Problem
All the data must come back unchanged, except that pictures are left out.

Some records
-=-=-

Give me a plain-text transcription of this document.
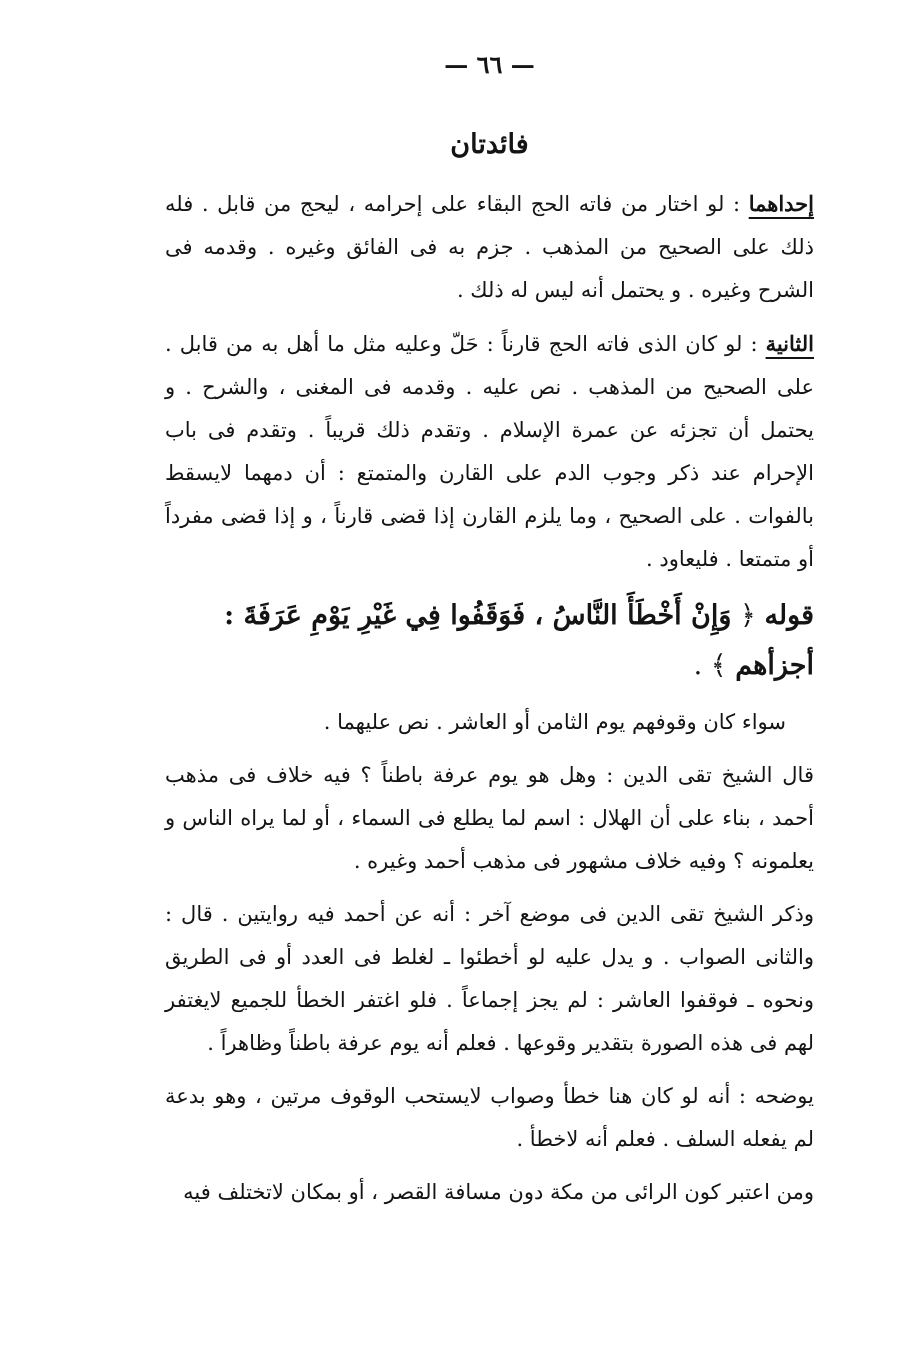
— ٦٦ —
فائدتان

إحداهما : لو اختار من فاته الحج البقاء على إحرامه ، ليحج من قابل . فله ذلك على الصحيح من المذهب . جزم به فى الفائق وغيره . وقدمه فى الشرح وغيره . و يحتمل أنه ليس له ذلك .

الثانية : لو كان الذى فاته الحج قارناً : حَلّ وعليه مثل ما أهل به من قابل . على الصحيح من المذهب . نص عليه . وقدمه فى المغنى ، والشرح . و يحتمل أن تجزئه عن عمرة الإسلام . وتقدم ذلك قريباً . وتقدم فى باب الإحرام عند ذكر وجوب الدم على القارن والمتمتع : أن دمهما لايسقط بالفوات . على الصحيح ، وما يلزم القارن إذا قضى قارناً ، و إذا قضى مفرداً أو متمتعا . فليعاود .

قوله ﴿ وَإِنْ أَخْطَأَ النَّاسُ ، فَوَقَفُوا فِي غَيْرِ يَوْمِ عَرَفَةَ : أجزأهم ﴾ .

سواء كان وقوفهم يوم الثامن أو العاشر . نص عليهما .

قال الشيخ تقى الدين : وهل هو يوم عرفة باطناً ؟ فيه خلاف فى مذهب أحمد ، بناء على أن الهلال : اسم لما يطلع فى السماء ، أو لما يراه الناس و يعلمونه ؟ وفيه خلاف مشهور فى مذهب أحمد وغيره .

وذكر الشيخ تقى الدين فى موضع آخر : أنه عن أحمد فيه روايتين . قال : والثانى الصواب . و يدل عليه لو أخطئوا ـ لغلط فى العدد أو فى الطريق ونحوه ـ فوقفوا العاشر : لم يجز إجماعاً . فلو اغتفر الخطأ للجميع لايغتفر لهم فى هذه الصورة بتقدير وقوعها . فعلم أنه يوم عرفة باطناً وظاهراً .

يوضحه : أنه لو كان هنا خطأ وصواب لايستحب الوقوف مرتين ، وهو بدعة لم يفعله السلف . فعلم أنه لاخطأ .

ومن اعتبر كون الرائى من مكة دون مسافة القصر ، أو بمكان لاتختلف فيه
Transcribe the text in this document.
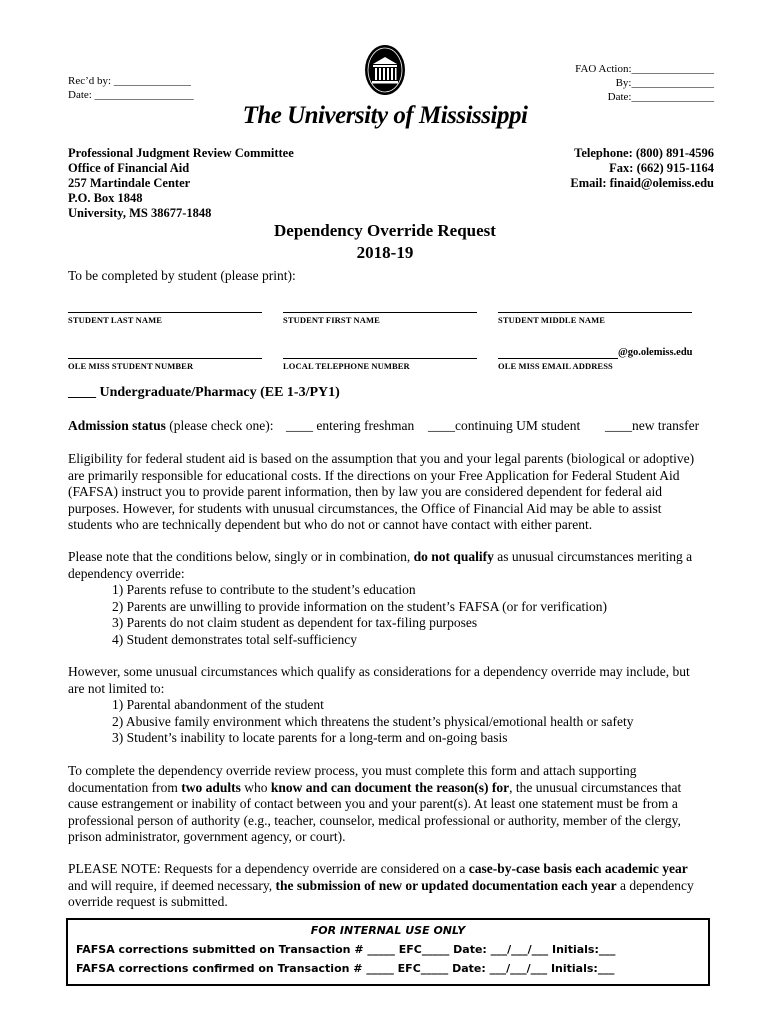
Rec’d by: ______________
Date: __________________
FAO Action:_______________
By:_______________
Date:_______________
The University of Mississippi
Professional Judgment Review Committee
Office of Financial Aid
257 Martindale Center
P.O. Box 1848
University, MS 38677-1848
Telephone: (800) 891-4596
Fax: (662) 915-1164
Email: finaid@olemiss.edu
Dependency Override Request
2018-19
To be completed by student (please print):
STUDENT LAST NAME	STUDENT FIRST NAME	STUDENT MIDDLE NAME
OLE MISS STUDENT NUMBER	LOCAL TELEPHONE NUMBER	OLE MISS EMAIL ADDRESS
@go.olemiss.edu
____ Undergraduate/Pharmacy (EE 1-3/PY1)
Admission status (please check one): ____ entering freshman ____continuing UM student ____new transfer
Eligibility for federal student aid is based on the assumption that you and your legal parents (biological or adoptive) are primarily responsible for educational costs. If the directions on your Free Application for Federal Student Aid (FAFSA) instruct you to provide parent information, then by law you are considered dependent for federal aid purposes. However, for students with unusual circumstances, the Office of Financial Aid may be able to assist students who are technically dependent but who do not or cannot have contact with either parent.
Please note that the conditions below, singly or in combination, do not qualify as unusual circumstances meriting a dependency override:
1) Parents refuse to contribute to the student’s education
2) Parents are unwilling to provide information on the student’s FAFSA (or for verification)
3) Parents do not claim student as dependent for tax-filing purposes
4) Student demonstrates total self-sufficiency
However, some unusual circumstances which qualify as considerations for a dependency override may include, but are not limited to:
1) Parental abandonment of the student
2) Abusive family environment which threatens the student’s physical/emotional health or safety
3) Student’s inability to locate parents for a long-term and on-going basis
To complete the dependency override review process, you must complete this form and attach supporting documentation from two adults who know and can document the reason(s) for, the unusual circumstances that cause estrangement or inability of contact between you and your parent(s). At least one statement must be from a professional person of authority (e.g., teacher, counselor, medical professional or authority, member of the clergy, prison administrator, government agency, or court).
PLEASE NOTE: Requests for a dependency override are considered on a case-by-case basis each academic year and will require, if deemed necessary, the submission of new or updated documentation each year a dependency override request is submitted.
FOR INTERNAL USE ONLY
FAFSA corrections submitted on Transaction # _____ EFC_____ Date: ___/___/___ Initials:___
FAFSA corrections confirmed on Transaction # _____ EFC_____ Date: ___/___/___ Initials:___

-=-=-

Completed exercise
Give me a plain-text transcription of this document.
— ٦٦ —
فائدتان

إحداهما : لو اختار من فاته الحج البقاء على إحرامه ، ليحج من قابل . فله ذلك على الصحيح من المذهب . جزم به فى الفائق وغيره . وقدمه فى الشرح وغيره . و يحتمل أنه ليس له ذلك .

الثانية : لو كان الذى فاته الحج قارناً : حَلّ وعليه مثل ما أهل به من قابل . على الصحيح من المذهب . نص عليه . وقدمه فى المغنى ، والشرح . و يحتمل أن تجزئه عن عمرة الإسلام . وتقدم ذلك قريباً . وتقدم فى باب الإحرام عند ذكر وجوب الدم على القارن والمتمتع : أن دمهما لايسقط بالفوات . على الصحيح ، وما يلزم القارن إذا قضى قارناً ، و إذا قضى مفرداً أو متمتعا . فليعاود .

قوله ﴿ وَإِنْ أَخْطَأَ النَّاسُ ، فَوَقَفُوا فِي غَيْرِ يَوْمِ عَرَفَةَ : أجزأهم ﴾ .

سواء كان وقوفهم يوم الثامن أو العاشر . نص عليهما .

قال الشيخ تقى الدين : وهل هو يوم عرفة باطناً ؟ فيه خلاف فى مذهب أحمد ، بناء على أن الهلال : اسم لما يطلع فى السماء ، أو لما يراه الناس و يعلمونه ؟ وفيه خلاف مشهور فى مذهب أحمد وغيره .

وذكر الشيخ تقى الدين فى موضع آخر : أنه عن أحمد فيه روايتين . قال : والثانى الصواب . و يدل عليه لو أخطئوا ـ لغلط فى العدد أو فى الطريق ونحوه ـ فوقفوا العاشر : لم يجز إجماعاً . فلو اغتفر الخطأ للجميع لايغتفر لهم فى هذه الصورة بتقدير وقوعها . فعلم أنه يوم عرفة باطناً وظاهراً .

يوضحه : أنه لو كان هنا خطأ وصواب لايستحب الوقوف مرتين ، وهو بدعة لم يفعله السلف . فعلم أنه لاخطأ .

ومن اعتبر كون الرائى من مكة دون مسافة القصر ، أو بمكان لاتختلف فيه
Transcribe the text in this document.
Rec’d by: ______________
Date: __________________
FAO Action:_______________
By:_______________
Date:_______________
The University of Mississippi
Professional Judgment Review Committee
Office of Financial Aid
257 Martindale Center
P.O. Box 1848
University, MS 38677-1848
Telephone: (800) 891-4596
Fax: (662) 915-1164
Email: finaid@olemiss.edu
Dependency Override Request
2018-19
To be completed by student (please print):
STUDENT LAST NAME	STUDENT FIRST NAME	STUDENT MIDDLE NAME
OLE MISS STUDENT NUMBER	LOCAL TELEPHONE NUMBER	OLE MISS EMAIL ADDRESS
@go.olemiss.edu
____ Undergraduate/Pharmacy (EE 1-3/PY1)
Admission status (please check one): ____ entering freshman ____continuing UM student ____new transfer
Eligibility for federal student aid is based on the assumption that you and your legal parents (biological or adoptive) are primarily responsible for educational costs. If the directions on your Free Application for Federal Student Aid (FAFSA) instruct you to provide parent information, then by law you are considered dependent for federal aid purposes. However, for students with unusual circumstances, the Office of Financial Aid may be able to assist students who are technically dependent but who do not or cannot have contact with either parent.
Please note that the conditions below, singly or in combination, do not qualify as unusual circumstances meriting a dependency override:
1) Parents refuse to contribute to the student’s education
2) Parents are unwilling to provide information on the student’s FAFSA (or for verification)
3) Parents do not claim student as dependent for tax-filing purposes
4) Student demonstrates total self-sufficiency
However, some unusual circumstances which qualify as considerations for a dependency override may include, but are not limited to:
1) Parental abandonment of the student
2) Abusive family environment which threatens the student’s physical/emotional health or safety
3) Student’s inability to locate parents for a long-term and on-going basis
To complete the dependency override review process, you must complete this form and attach supporting documentation from two adults who know and can document the reason(s) for, the unusual circumstances that cause estrangement or inability of contact between you and your parent(s). At least one statement must be from a professional person of authority (e.g., teacher, counselor, medical professional or authority, member of the clergy, prison administrator, government agency, or court).
PLEASE NOTE: Requests for a dependency override are considered on a case-by-case basis each academic year and will require, if deemed necessary, the submission of new or updated documentation each year a dependency override request is submitted.
FOR INTERNAL USE ONLY
FAFSA corrections submitted on Transaction # _____ EFC_____ Date: ___/___/___ Initials:___
FAFSA corrections confirmed on Transaction # _____ EFC_____ Date: ___/___/___ Initials:___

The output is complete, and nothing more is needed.